Objective ->
Could you set down, word for word, the lines of the items below starting at the one containing "What elements are" and ending at the one containing "y-axis-ticks: $0 $1,065,000", both included, and nothing else?

Information given ->
Start

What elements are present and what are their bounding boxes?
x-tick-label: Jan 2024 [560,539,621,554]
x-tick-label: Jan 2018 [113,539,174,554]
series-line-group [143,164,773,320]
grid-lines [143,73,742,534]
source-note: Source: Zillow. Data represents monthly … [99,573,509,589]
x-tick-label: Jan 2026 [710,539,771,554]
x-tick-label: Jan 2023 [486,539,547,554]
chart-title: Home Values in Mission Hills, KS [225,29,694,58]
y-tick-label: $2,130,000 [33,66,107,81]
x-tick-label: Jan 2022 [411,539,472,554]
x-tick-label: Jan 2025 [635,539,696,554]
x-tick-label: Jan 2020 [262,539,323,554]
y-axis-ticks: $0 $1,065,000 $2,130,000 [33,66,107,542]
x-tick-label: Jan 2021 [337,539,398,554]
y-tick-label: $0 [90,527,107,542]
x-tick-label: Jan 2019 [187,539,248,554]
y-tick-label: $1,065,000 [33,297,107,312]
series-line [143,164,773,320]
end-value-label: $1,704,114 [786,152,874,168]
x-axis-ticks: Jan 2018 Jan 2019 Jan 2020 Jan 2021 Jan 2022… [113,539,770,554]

End
Start

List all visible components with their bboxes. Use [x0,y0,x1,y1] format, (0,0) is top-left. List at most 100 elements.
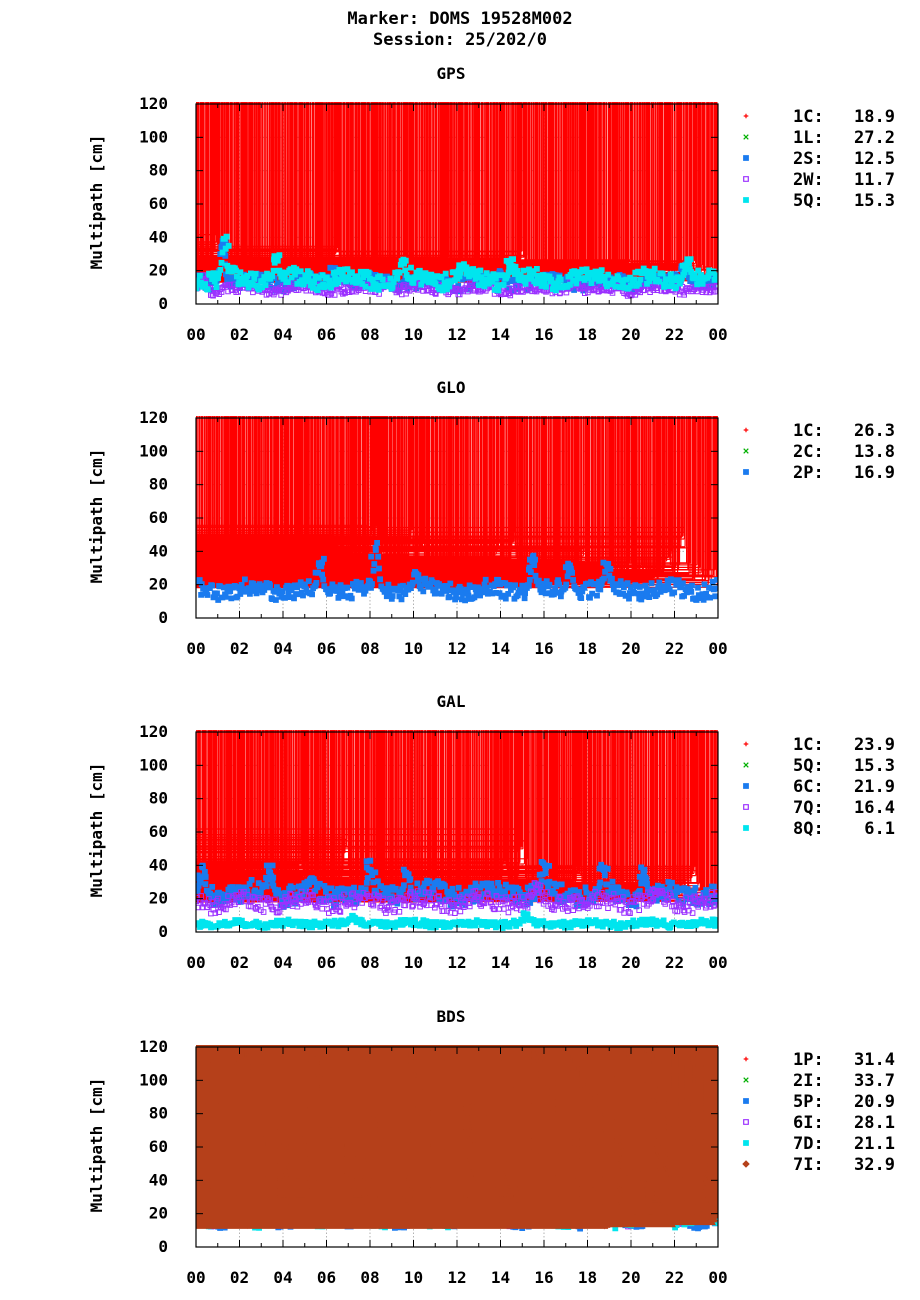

End

Exercise solution ->
What elements are present and what are their bounding boxes?
x-tick-label: Jan 2024 [560,539,621,554]
x-tick-label: Jan 2018 [113,539,174,554]
series-line-group [143,164,773,320]
grid-lines [143,73,742,534]
source-note: Source: Zillow. Data represents monthly … [99,573,509,589]
x-tick-label: Jan 2026 [710,539,771,554]
x-tick-label: Jan 2023 [486,539,547,554]
chart-title: Home Values in Mission Hills, KS [225,29,694,58]
y-tick-label: $2,130,000 [33,66,107,81]
x-tick-label: Jan 2022 [411,539,472,554]
x-tick-label: Jan 2025 [635,539,696,554]
x-tick-label: Jan 2020 [262,539,323,554]
y-axis-ticks: $0 $1,065,000 $2,130,000 [33,66,107,542]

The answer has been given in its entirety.